◆ What to produce
Copy the following records verbatim, reproducing every line without any change.

/---

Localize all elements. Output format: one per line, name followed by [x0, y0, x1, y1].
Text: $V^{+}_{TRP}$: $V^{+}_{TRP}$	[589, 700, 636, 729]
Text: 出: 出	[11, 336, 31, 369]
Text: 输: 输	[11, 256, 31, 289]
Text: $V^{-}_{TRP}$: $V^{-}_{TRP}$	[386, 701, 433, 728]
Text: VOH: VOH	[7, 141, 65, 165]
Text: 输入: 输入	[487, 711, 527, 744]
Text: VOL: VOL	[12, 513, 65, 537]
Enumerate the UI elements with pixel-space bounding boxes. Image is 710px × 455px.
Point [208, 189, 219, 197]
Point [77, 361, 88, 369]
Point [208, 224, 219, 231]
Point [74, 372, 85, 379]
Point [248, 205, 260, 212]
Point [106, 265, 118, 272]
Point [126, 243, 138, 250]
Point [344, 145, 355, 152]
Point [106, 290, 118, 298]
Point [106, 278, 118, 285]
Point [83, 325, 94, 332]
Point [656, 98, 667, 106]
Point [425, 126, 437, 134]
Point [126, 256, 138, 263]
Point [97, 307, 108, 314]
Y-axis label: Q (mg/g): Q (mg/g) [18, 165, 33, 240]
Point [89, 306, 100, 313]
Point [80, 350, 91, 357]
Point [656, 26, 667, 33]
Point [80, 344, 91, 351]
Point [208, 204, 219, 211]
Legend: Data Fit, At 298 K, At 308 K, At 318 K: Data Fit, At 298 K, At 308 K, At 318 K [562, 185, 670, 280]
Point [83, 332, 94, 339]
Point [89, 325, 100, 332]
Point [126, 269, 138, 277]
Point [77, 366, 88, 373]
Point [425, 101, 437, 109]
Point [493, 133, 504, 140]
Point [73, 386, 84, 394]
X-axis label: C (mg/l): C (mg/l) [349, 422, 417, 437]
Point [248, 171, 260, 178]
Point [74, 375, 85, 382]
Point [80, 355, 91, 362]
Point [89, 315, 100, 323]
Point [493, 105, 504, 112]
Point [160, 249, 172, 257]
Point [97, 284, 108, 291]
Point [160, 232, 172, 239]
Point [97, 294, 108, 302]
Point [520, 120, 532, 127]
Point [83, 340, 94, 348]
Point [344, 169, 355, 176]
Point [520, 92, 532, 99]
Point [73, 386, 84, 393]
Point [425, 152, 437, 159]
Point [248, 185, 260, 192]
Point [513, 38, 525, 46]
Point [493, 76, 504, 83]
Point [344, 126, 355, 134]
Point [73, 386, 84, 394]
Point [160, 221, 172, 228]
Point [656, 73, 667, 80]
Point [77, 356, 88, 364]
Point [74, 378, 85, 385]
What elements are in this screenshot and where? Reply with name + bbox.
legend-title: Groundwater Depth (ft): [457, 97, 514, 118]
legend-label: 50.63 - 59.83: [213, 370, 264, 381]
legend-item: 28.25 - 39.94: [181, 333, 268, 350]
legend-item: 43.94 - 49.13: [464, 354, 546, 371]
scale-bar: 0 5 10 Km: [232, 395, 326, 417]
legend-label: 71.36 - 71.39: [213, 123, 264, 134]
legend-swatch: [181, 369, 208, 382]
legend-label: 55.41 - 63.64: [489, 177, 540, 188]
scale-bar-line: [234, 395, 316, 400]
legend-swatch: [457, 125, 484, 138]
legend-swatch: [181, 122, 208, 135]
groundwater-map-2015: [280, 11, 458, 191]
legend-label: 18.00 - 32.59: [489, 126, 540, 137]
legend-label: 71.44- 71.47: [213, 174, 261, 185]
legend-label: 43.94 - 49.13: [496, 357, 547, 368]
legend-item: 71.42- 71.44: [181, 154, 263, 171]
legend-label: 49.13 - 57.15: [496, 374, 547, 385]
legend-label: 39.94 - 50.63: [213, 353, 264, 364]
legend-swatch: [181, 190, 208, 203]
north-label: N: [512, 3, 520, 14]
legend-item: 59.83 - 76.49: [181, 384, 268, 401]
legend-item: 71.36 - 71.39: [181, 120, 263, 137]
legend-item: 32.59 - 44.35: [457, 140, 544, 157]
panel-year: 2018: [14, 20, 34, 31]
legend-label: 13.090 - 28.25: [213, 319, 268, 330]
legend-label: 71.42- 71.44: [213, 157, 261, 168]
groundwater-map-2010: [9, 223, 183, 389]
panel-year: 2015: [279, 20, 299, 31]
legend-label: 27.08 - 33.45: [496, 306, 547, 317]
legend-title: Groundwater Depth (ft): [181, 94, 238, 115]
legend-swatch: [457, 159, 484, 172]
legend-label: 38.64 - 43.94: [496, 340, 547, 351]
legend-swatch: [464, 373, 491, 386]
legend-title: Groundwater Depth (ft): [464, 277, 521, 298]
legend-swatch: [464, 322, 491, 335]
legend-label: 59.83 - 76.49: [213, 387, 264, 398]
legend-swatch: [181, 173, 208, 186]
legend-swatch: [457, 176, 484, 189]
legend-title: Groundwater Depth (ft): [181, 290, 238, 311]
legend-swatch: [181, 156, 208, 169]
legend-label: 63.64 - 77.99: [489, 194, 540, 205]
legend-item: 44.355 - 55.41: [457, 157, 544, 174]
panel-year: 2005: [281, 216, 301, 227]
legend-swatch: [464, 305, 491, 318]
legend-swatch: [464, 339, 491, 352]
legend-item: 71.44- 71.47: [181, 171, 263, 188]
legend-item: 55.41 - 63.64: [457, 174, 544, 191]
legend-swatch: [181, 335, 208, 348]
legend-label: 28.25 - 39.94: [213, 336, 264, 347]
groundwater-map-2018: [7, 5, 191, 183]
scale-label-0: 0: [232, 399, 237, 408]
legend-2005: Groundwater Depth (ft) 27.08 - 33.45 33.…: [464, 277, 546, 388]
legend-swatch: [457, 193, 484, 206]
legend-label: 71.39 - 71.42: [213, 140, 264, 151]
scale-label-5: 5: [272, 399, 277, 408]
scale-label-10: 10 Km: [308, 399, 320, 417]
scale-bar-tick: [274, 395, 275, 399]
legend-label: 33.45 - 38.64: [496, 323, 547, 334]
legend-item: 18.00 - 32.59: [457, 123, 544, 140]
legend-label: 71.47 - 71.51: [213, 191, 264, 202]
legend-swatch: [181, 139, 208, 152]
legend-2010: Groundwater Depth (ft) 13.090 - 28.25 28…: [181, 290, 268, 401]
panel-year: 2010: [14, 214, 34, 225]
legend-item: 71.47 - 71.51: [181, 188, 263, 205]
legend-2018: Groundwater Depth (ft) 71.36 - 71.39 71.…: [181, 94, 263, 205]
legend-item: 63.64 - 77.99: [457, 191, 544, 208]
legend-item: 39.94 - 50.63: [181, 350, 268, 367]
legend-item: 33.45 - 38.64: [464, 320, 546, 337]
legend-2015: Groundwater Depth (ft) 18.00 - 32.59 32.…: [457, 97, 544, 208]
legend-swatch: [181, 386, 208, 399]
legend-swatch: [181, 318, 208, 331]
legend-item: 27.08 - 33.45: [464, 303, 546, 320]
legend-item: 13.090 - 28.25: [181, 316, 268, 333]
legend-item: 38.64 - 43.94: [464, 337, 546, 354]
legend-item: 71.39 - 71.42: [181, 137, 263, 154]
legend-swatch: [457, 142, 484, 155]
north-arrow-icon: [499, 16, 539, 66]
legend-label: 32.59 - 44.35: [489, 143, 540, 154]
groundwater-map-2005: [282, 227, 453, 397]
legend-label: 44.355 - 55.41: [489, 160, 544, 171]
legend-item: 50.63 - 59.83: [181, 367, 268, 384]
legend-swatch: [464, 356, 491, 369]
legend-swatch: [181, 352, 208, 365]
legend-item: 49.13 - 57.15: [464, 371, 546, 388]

\---

◆ Exercise solution
Localize all elements. Output format: one per line, name followed by [x0, y0, x1, y1].
Text: $V^{+}_{TRP}$: $V^{+}_{TRP}$	[589, 700, 636, 729]
Text: 出: 出	[11, 336, 31, 369]
Text: 输: 输	[11, 256, 31, 289]
Text: $V^{-}_{TRP}$: $V^{-}_{TRP}$	[386, 701, 433, 728]
Text: VOH: VOH	[7, 141, 65, 165]
Text: 输入: 输入	[487, 711, 527, 744]
Text: VOL: VOL	[12, 513, 65, 537]
Enumerate the UI elements with pixel-space bounding boxes. Image is 710px × 455px.
Point [208, 189, 219, 197]
Point [77, 361, 88, 369]
Point [208, 224, 219, 231]
Point [74, 372, 85, 379]
Point [248, 205, 260, 212]
Point [106, 265, 118, 272]
Point [126, 243, 138, 250]
Point [344, 145, 355, 152]
Point [106, 290, 118, 298]
Point [106, 278, 118, 285]
Point [83, 325, 94, 332]
Point [656, 98, 667, 106]
Point [425, 126, 437, 134]
Point [126, 256, 138, 263]
Point [97, 307, 108, 314]
Y-axis label: Q (mg/g): Q (mg/g) [18, 165, 33, 240]
Point [89, 306, 100, 313]
Point [80, 350, 91, 357]
Point [656, 26, 667, 33]
Point [80, 344, 91, 351]
Point [208, 204, 219, 211]
Legend: Data Fit, At 298 K, At 308 K, At 318 K: Data Fit, At 298 K, At 308 K, At 318 K [562, 185, 670, 280]
Point [83, 332, 94, 339]
Point [89, 325, 100, 332]
Point [126, 269, 138, 277]
Point [77, 366, 88, 373]
Point [425, 101, 437, 109]
Point [493, 133, 504, 140]
Point [73, 386, 84, 394]
X-axis label: C (mg/l): C (mg/l) [349, 422, 417, 437]
Point [248, 171, 260, 178]
Point [74, 375, 85, 382]
Point [80, 355, 91, 362]
Point [89, 315, 100, 323]
Point [493, 105, 504, 112]
Point [160, 249, 172, 257]
Point [97, 284, 108, 291]
Point [160, 232, 172, 239]
Point [97, 294, 108, 302]
Point [520, 120, 532, 127]
Point [83, 340, 94, 348]
Point [344, 169, 355, 176]
Point [520, 92, 532, 99]
Point [73, 386, 84, 393]
Point [425, 152, 437, 159]
Point [248, 185, 260, 192]
Point [513, 38, 525, 46]
Point [493, 76, 504, 83]
Point [344, 126, 355, 134]
Point [73, 386, 84, 394]
Point [160, 221, 172, 228]
Point [656, 73, 667, 80]
Point [77, 356, 88, 364]
Point [74, 378, 85, 385]
What elements are in this screenshot and where? Reply with name + bbox.
legend-title: Groundwater Depth (ft): [457, 97, 514, 118]
legend-label: 50.63 - 59.83: [213, 370, 264, 381]
legend-item: 28.25 - 39.94: [181, 333, 268, 350]
legend-item: 43.94 - 49.13: [464, 354, 546, 371]
scale-bar: 0 5 10 Km: [232, 395, 326, 417]
legend-label: 71.36 - 71.39: [213, 123, 264, 134]
legend-swatch: [181, 369, 208, 382]
legend-label: 55.41 - 63.64: [489, 177, 540, 188]
scale-bar-line: [234, 395, 316, 400]
legend-swatch: [457, 125, 484, 138]
legend-swatch: [181, 122, 208, 135]
groundwater-map-2015: [280, 11, 458, 191]
legend-label: 18.00 - 32.59: [489, 126, 540, 137]
legend-label: 71.44- 71.47: [213, 174, 261, 185]
legend-label: 43.94 - 49.13: [496, 357, 547, 368]
legend-item: 71.42- 71.44: [181, 154, 263, 171]
legend-label: 49.13 - 57.15: [496, 374, 547, 385]
legend-label: 39.94 - 50.63: [213, 353, 264, 364]
legend-swatch: [181, 190, 208, 203]
north-label: N: [512, 3, 520, 14]
legend-item: 59.83 - 76.49: [181, 384, 268, 401]
legend-item: 71.36 - 71.39: [181, 120, 263, 137]
legend-item: 32.59 - 44.35: [457, 140, 544, 157]
panel-year: 2018: [14, 20, 34, 31]
legend-label: 13.090 - 28.25: [213, 319, 268, 330]
legend-label: 71.42- 71.44: [213, 157, 261, 168]
groundwater-map-2010: [9, 223, 183, 389]
panel-year: 2015: [279, 20, 299, 31]
legend-label: 27.08 - 33.45: [496, 306, 547, 317]
legend-title: Groundwater Depth (ft): [181, 94, 238, 115]
legend-swatch: [457, 159, 484, 172]
legend-label: 38.64 - 43.94: [496, 340, 547, 351]
legend-swatch: [464, 373, 491, 386]
legend-title: Groundwater Depth (ft): [464, 277, 521, 298]
legend-swatch: [464, 322, 491, 335]
legend-label: 59.83 - 76.49: [213, 387, 264, 398]
legend-swatch: [181, 173, 208, 186]
legend-swatch: [457, 176, 484, 189]
legend-title: Groundwater Depth (ft): [181, 290, 238, 311]
legend-swatch: [181, 156, 208, 169]
legend-label: 63.64 - 77.99: [489, 194, 540, 205]
legend-item: 44.355 - 55.41: [457, 157, 544, 174]
panel-year: 2005: [281, 216, 301, 227]
legend-swatch: [464, 305, 491, 318]
legend-swatch: [464, 339, 491, 352]
legend-item: 71.44- 71.47: [181, 171, 263, 188]
legend-item: 55.41 - 63.64: [457, 174, 544, 191]
legend-swatch: [181, 335, 208, 348]
legend-label: 28.25 - 39.94: [213, 336, 264, 347]
groundwater-map-2018: [7, 5, 191, 183]
scale-label-0: 0: [232, 399, 237, 408]
legend-2005: Groundwater Depth (ft) 27.08 - 33.45 33.…: [464, 277, 546, 388]
legend-swatch: [457, 193, 484, 206]
legend-label: 71.39 - 71.42: [213, 140, 264, 151]
scale-label-5: 5: [272, 399, 277, 408]
scale-label-10: 10 Km: [308, 399, 320, 417]
scale-bar-tick: [274, 395, 275, 399]
legend-label: 33.45 - 38.64: [496, 323, 547, 334]
legend-item: 18.00 - 32.59: [457, 123, 544, 140]
legend-label: 71.47 - 71.51: [213, 191, 264, 202]
legend-swatch: [181, 139, 208, 152]
legend-2010: Groundwater Depth (ft) 13.090 - 28.25 28…: [181, 290, 268, 401]
panel-year: 2010: [14, 214, 34, 225]
legend-item: 71.47 - 71.51: [181, 188, 263, 205]
legend-2018: Groundwater Depth (ft) 71.36 - 71.39 71.…: [181, 94, 263, 205]
legend-item: 63.64 - 77.99: [457, 191, 544, 208]
legend-item: 39.94 - 50.63: [181, 350, 268, 367]
legend-item: 33.45 - 38.64: [464, 320, 546, 337]
legend-2015: Groundwater Depth (ft) 18.00 - 32.59 32.…: [457, 97, 544, 208]
legend-swatch: [181, 386, 208, 399]
legend-swatch: [181, 318, 208, 331]
legend-item: 27.08 - 33.45: [464, 303, 546, 320]
legend-item: 13.090 - 28.25: [181, 316, 268, 333]
legend-item: 38.64 - 43.94: [464, 337, 546, 354]
legend-item: 71.39 - 71.42: [181, 137, 263, 154]
legend-swatch: [457, 142, 484, 155]
north-arrow-icon: [499, 16, 539, 66]
legend-label: 32.59 - 44.35: [489, 143, 540, 154]
groundwater-map-2005: [282, 227, 453, 397]
legend-label: 44.355 - 55.41: [489, 160, 544, 171]
legend-item: 50.63 - 59.83: [181, 367, 268, 384]
legend-swatch: [464, 356, 491, 369]
legend-swatch: [181, 352, 208, 365]
legend-item: 49.13 - 57.15: [464, 371, 546, 388]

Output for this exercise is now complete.